Work instructions ->
Select lines where the word "Source" appears.

Extracted records ->
◆ ◆ ◆ ◆ ◆ ◆ ◆

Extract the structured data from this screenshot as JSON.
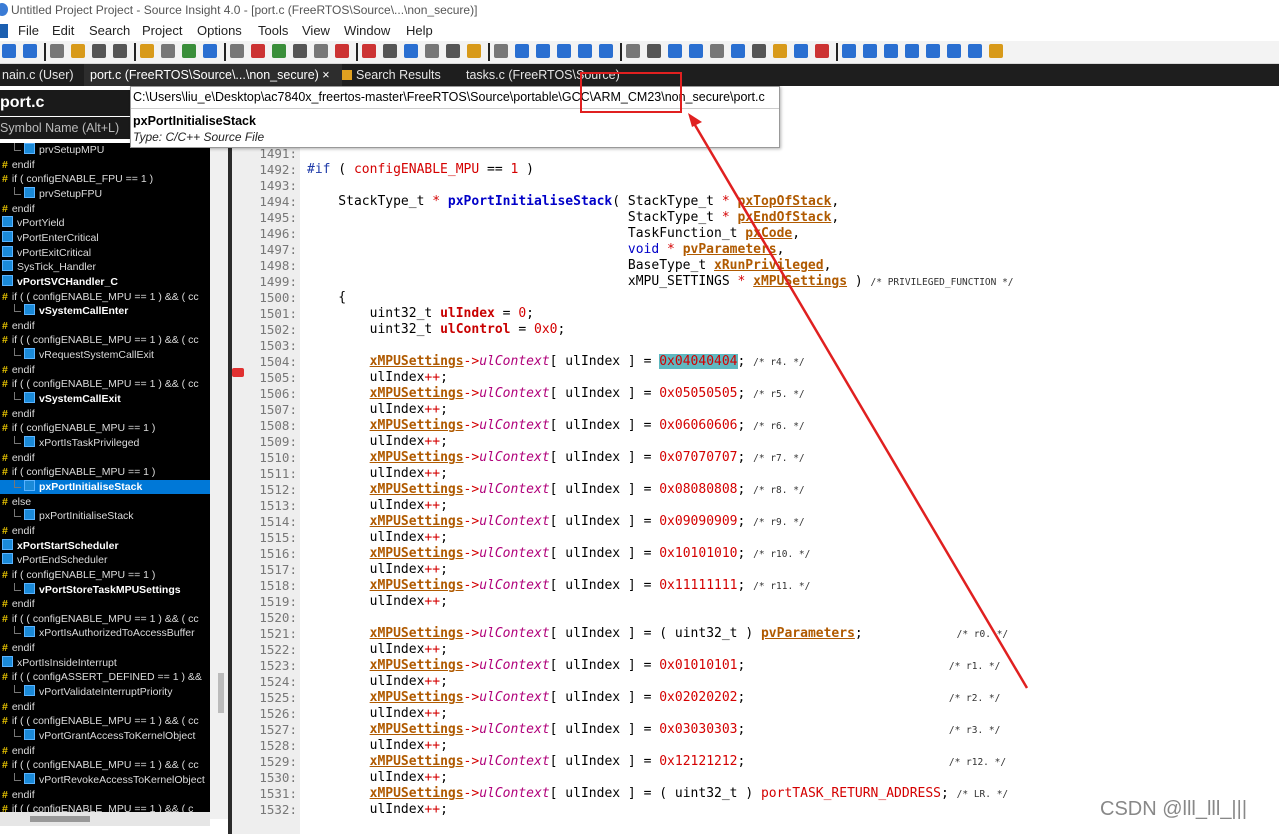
{
  "window": {
    "title": "Untitled Project Project - Source Insight 4.0 - [port.c (FreeRTOS\\Source\\...\\non_secure)]"
  },
  "menu": [
    "File",
    "Edit",
    "Search",
    "Project",
    "Options",
    "Tools",
    "View",
    "Window",
    "Help"
  ],
  "tabs": [
    {
      "label": "nain.c (User)"
    },
    {
      "label": "port.c (FreeRTOS\\Source\\...\\non_secure)",
      "close": "×"
    },
    {
      "label": "Search Results"
    },
    {
      "label": "tasks.c (FreeRTOS\\Source)"
    }
  ],
  "symbol_panel": {
    "title": "port.c",
    "search_placeholder": "Symbol Name (Alt+L)",
    "items": [
      {
        "label": "prvSetupMPU",
        "kind": "func",
        "indent": 1
      },
      {
        "label": "endif",
        "kind": "pp",
        "indent": 0
      },
      {
        "label": "if ( configENABLE_FPU == 1 )",
        "kind": "pp",
        "indent": 0
      },
      {
        "label": "prvSetupFPU",
        "kind": "func",
        "indent": 1
      },
      {
        "label": "endif",
        "kind": "pp",
        "indent": 0
      },
      {
        "label": "vPortYield",
        "kind": "func",
        "indent": 0
      },
      {
        "label": "vPortEnterCritical",
        "kind": "func",
        "indent": 0
      },
      {
        "label": "vPortExitCritical",
        "kind": "func",
        "indent": 0
      },
      {
        "label": "SysTick_Handler",
        "kind": "func",
        "indent": 0
      },
      {
        "label": "vPortSVCHandler_C",
        "kind": "func",
        "indent": 0,
        "bold": true
      },
      {
        "label": "if ( ( configENABLE_MPU == 1 ) && ( cc",
        "kind": "pp",
        "indent": 0
      },
      {
        "label": "vSystemCallEnter",
        "kind": "func",
        "indent": 1,
        "bold": true
      },
      {
        "label": "endif",
        "kind": "pp",
        "indent": 0
      },
      {
        "label": "if ( ( configENABLE_MPU == 1 ) && ( cc",
        "kind": "pp",
        "indent": 0
      },
      {
        "label": "vRequestSystemCallExit",
        "kind": "func",
        "indent": 1
      },
      {
        "label": "endif",
        "kind": "pp",
        "indent": 0
      },
      {
        "label": "if ( ( configENABLE_MPU == 1 ) && ( cc",
        "kind": "pp",
        "indent": 0
      },
      {
        "label": "vSystemCallExit",
        "kind": "func",
        "indent": 1,
        "bold": true
      },
      {
        "label": "endif",
        "kind": "pp",
        "indent": 0
      },
      {
        "label": "if ( configENABLE_MPU == 1 )",
        "kind": "pp",
        "indent": 0
      },
      {
        "label": "xPortIsTaskPrivileged",
        "kind": "func",
        "indent": 1
      },
      {
        "label": "endif",
        "kind": "pp",
        "indent": 0
      },
      {
        "label": "if ( configENABLE_MPU == 1 )",
        "kind": "pp",
        "indent": 0
      },
      {
        "label": "pxPortInitialiseStack",
        "kind": "func",
        "indent": 1,
        "selected": true
      },
      {
        "label": "else",
        "kind": "pp",
        "indent": 0
      },
      {
        "label": "pxPortInitialiseStack",
        "kind": "func",
        "indent": 1
      },
      {
        "label": "endif",
        "kind": "pp",
        "indent": 0
      },
      {
        "label": "xPortStartScheduler",
        "kind": "func",
        "indent": 0,
        "bold": true
      },
      {
        "label": "vPortEndScheduler",
        "kind": "func",
        "indent": 0
      },
      {
        "label": "if ( configENABLE_MPU == 1 )",
        "kind": "pp",
        "indent": 0
      },
      {
        "label": "vPortStoreTaskMPUSettings",
        "kind": "func",
        "indent": 1,
        "bold": true
      },
      {
        "label": "endif",
        "kind": "pp",
        "indent": 0
      },
      {
        "label": "if ( ( configENABLE_MPU == 1 ) && ( cc",
        "kind": "pp",
        "indent": 0
      },
      {
        "label": "xPortIsAuthorizedToAccessBuffer",
        "kind": "func",
        "indent": 1
      },
      {
        "label": "endif",
        "kind": "pp",
        "indent": 0
      },
      {
        "label": "xPortIsInsideInterrupt",
        "kind": "func",
        "indent": 0
      },
      {
        "label": "if ( ( configASSERT_DEFINED == 1 ) &&",
        "kind": "pp",
        "indent": 0
      },
      {
        "label": "vPortValidateInterruptPriority",
        "kind": "func",
        "indent": 1
      },
      {
        "label": "endif",
        "kind": "pp",
        "indent": 0
      },
      {
        "label": "if ( ( configENABLE_MPU == 1 ) && ( cc",
        "kind": "pp",
        "indent": 0
      },
      {
        "label": "vPortGrantAccessToKernelObject",
        "kind": "func",
        "indent": 1
      },
      {
        "label": "endif",
        "kind": "pp",
        "indent": 0
      },
      {
        "label": "if ( ( configENABLE_MPU == 1 ) && ( cc",
        "kind": "pp",
        "indent": 0
      },
      {
        "label": "vPortRevokeAccessToKernelObject",
        "kind": "func",
        "indent": 1
      },
      {
        "label": "endif",
        "kind": "pp",
        "indent": 0
      },
      {
        "label": "if ( ( configENABLE_MPU == 1 ) && ( c",
        "kind": "pp",
        "indent": 0
      }
    ]
  },
  "tooltip": {
    "path": "C:\\Users\\liu_e\\Desktop\\ac7840x_freertos-master\\FreeRTOS\\Source\\portable\\GCC\\ARM_CM23\\non_secure\\port.c",
    "symbol": "pxPortInitialiseStack",
    "type": "Type: C/C++ Source File"
  },
  "code_lines": [
    {
      "n": "1490:",
      "html": "<span class='cm'>/* -----------------------------------------------------------*/</span>"
    },
    {
      "n": "1491:",
      "html": ""
    },
    {
      "n": "1492:",
      "html": "<span class='pp'>#if</span> ( <span class='op'>configENABLE_MPU</span> == <span class='num'>1</span> )"
    },
    {
      "n": "1493:",
      "html": ""
    },
    {
      "n": "1494:",
      "html": "    StackType_t <span class='op'>*</span> <span class='fn'>pxPortInitialiseStack</span>( StackType_t <span class='op'>*</span> <span class='par'>pxTopOfStack</span>,"
    },
    {
      "n": "1495:",
      "html": "                                         StackType_t <span class='op'>*</span> <span class='par'>pxEndOfStack</span>,"
    },
    {
      "n": "1496:",
      "html": "                                         TaskFunction_t <span class='par'>pxCode</span>,"
    },
    {
      "n": "1497:",
      "html": "                                         <span class='kw'>void</span> <span class='op'>*</span> <span class='par'>pvParameters</span>,"
    },
    {
      "n": "1498:",
      "html": "                                         BaseType_t <span class='par'>xRunPrivileged</span>,"
    },
    {
      "n": "1499:",
      "html": "                                         xMPU_SETTINGS <span class='op'>*</span> <span class='par'>xMPUSettings</span> ) <span class='cm'>/* PRIVILEGED_FUNCTION */</span>"
    },
    {
      "n": "1500:",
      "html": "    {"
    },
    {
      "n": "1501:",
      "html": "        uint32_t <span class='var'>ulIndex</span> = <span class='num'>0</span>;"
    },
    {
      "n": "1502:",
      "html": "        uint32_t <span class='var'>ulControl</span> = <span class='num'>0x0</span>;"
    },
    {
      "n": "1503:",
      "html": ""
    },
    {
      "n": "1504:",
      "html": "        <span class='par'>xMPUSettings</span><span class='op'>-></span><span class='field'>ulContext</span>[ ulIndex ] = <span class='num hl'>0x04040404</span>; <span class='cm'>/* r4. */</span>"
    },
    {
      "n": "1505:",
      "html": "        ulIndex<span class='op'>++</span>;"
    },
    {
      "n": "1506:",
      "html": "        <span class='par'>xMPUSettings</span><span class='op'>-></span><span class='field'>ulContext</span>[ ulIndex ] = <span class='num'>0x05050505</span>; <span class='cm'>/* r5. */</span>"
    },
    {
      "n": "1507:",
      "html": "        ulIndex<span class='op'>++</span>;"
    },
    {
      "n": "1508:",
      "html": "        <span class='par'>xMPUSettings</span><span class='op'>-></span><span class='field'>ulContext</span>[ ulIndex ] = <span class='num'>0x06060606</span>; <span class='cm'>/* r6. */</span>"
    },
    {
      "n": "1509:",
      "html": "        ulIndex<span class='op'>++</span>;"
    },
    {
      "n": "1510:",
      "html": "        <span class='par'>xMPUSettings</span><span class='op'>-></span><span class='field'>ulContext</span>[ ulIndex ] = <span class='num'>0x07070707</span>; <span class='cm'>/* r7. */</span>"
    },
    {
      "n": "1511:",
      "html": "        ulIndex<span class='op'>++</span>;"
    },
    {
      "n": "1512:",
      "html": "        <span class='par'>xMPUSettings</span><span class='op'>-></span><span class='field'>ulContext</span>[ ulIndex ] = <span class='num'>0x08080808</span>; <span class='cm'>/* r8. */</span>"
    },
    {
      "n": "1513:",
      "html": "        ulIndex<span class='op'>++</span>;"
    },
    {
      "n": "1514:",
      "html": "        <span class='par'>xMPUSettings</span><span class='op'>-></span><span class='field'>ulContext</span>[ ulIndex ] = <span class='num'>0x09090909</span>; <span class='cm'>/* r9. */</span>"
    },
    {
      "n": "1515:",
      "html": "        ulIndex<span class='op'>++</span>;"
    },
    {
      "n": "1516:",
      "html": "        <span class='par'>xMPUSettings</span><span class='op'>-></span><span class='field'>ulContext</span>[ ulIndex ] = <span class='num'>0x10101010</span>; <span class='cm'>/* r10. */</span>"
    },
    {
      "n": "1517:",
      "html": "        ulIndex<span class='op'>++</span>;"
    },
    {
      "n": "1518:",
      "html": "        <span class='par'>xMPUSettings</span><span class='op'>-></span><span class='field'>ulContext</span>[ ulIndex ] = <span class='num'>0x11111111</span>; <span class='cm'>/* r11. */</span>"
    },
    {
      "n": "1519:",
      "html": "        ulIndex<span class='op'>++</span>;"
    },
    {
      "n": "1520:",
      "html": ""
    },
    {
      "n": "1521:",
      "html": "        <span class='par'>xMPUSettings</span><span class='op'>-></span><span class='field'>ulContext</span>[ ulIndex ] = ( uint32_t ) <span class='par'>pvParameters</span>;            <span class='cm'>/* r0. */</span>"
    },
    {
      "n": "1522:",
      "html": "        ulIndex<span class='op'>++</span>;"
    },
    {
      "n": "1523:",
      "html": "        <span class='par'>xMPUSettings</span><span class='op'>-></span><span class='field'>ulContext</span>[ ulIndex ] = <span class='num'>0x01010101</span>;                          <span class='cm'>/* r1. */</span>"
    },
    {
      "n": "1524:",
      "html": "        ulIndex<span class='op'>++</span>;"
    },
    {
      "n": "1525:",
      "html": "        <span class='par'>xMPUSettings</span><span class='op'>-></span><span class='field'>ulContext</span>[ ulIndex ] = <span class='num'>0x02020202</span>;                          <span class='cm'>/* r2. */</span>"
    },
    {
      "n": "1526:",
      "html": "        ulIndex<span class='op'>++</span>;"
    },
    {
      "n": "1527:",
      "html": "        <span class='par'>xMPUSettings</span><span class='op'>-></span><span class='field'>ulContext</span>[ ulIndex ] = <span class='num'>0x03030303</span>;                          <span class='cm'>/* r3. */</span>"
    },
    {
      "n": "1528:",
      "html": "        ulIndex<span class='op'>++</span>;"
    },
    {
      "n": "1529:",
      "html": "        <span class='par'>xMPUSettings</span><span class='op'>-></span><span class='field'>ulContext</span>[ ulIndex ] = <span class='num'>0x12121212</span>;                          <span class='cm'>/* r12. */</span>"
    },
    {
      "n": "1530:",
      "html": "        ulIndex<span class='op'>++</span>;"
    },
    {
      "n": "1531:",
      "html": "        <span class='par'>xMPUSettings</span><span class='op'>-></span><span class='field'>ulContext</span>[ ulIndex ] = ( uint32_t ) <span class='op'>portTASK_RETURN_ADDRESS</span>; <span class='cm'>/* LR. */</span>"
    },
    {
      "n": "1532:",
      "html": "        ulIndex<span class='op'>++</span>;"
    }
  ],
  "watermark": "CSDN @lll_lll_|||",
  "annotation_color": "#e02020"
}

◆ ◆ ◆ ◆ ◆ ◆ ◆

Full output ->
    "title": "Untitled Project Project - Source Insight 4.0 - [port.c (FreeRTOS\\Source\\...\\non_secure)]"
      "label": "port.c (FreeRTOS\\Source\\...\\non_secure)",
      "label": "tasks.c (FreeRTOS\\Source)"
    "path": "C:\\Users\\liu_e\\Desktop\\ac7840x_freertos-master\\FreeRTOS\\Source\\portable\\GCC\\ARM_CM23\\non_secure\\port.c",
    "type": "Type: C/C++ Source File"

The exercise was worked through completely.